Set task ::
Copy out all lines with the word "title" in them.

Dataset items
[Begin]

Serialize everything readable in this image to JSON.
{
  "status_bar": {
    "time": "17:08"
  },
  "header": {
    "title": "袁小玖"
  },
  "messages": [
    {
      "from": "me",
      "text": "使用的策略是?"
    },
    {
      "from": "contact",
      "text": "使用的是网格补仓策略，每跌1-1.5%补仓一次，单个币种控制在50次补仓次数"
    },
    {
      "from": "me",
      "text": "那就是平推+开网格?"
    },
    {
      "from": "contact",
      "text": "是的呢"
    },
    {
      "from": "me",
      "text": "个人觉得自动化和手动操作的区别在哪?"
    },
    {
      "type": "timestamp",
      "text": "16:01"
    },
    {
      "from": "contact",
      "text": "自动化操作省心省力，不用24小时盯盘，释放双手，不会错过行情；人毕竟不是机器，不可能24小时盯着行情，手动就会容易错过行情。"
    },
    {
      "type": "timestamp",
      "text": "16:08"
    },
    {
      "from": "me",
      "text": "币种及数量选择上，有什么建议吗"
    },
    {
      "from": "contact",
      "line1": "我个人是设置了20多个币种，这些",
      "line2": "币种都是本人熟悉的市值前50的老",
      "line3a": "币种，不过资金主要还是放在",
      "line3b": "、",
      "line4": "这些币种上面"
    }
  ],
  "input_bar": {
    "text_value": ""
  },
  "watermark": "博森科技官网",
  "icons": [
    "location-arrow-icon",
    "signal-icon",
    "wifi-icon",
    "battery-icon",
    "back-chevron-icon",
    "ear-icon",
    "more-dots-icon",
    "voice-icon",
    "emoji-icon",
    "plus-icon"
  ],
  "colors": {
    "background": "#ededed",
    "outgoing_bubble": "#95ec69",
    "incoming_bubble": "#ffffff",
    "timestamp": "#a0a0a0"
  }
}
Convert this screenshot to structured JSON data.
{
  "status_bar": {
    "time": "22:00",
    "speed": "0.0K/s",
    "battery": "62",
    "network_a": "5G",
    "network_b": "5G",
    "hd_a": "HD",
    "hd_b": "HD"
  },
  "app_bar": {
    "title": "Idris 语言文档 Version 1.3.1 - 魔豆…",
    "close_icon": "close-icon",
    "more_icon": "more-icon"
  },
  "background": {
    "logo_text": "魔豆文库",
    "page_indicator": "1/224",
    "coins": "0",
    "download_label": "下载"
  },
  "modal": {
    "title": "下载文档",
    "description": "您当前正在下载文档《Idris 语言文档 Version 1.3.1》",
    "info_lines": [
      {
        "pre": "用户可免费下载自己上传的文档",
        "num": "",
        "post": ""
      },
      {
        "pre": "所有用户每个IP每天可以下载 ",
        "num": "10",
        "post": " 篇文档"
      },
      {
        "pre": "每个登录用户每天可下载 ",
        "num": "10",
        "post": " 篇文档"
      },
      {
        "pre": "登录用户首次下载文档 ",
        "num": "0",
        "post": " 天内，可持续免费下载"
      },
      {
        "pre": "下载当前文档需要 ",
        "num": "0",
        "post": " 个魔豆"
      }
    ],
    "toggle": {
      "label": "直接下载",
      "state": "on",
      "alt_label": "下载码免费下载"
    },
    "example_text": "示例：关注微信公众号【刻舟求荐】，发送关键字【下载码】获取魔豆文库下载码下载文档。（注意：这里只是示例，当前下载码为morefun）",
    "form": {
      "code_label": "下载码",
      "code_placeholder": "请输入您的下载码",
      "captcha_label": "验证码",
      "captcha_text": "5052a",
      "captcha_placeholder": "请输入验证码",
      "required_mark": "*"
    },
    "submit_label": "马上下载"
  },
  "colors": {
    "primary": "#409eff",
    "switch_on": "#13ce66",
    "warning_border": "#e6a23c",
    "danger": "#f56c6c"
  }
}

[End]

Written answer ::
    "title": "袁小玖"
    "title": "Idris 语言文档 Version 1.3.1 - 魔豆…",
    "title": "下载文档",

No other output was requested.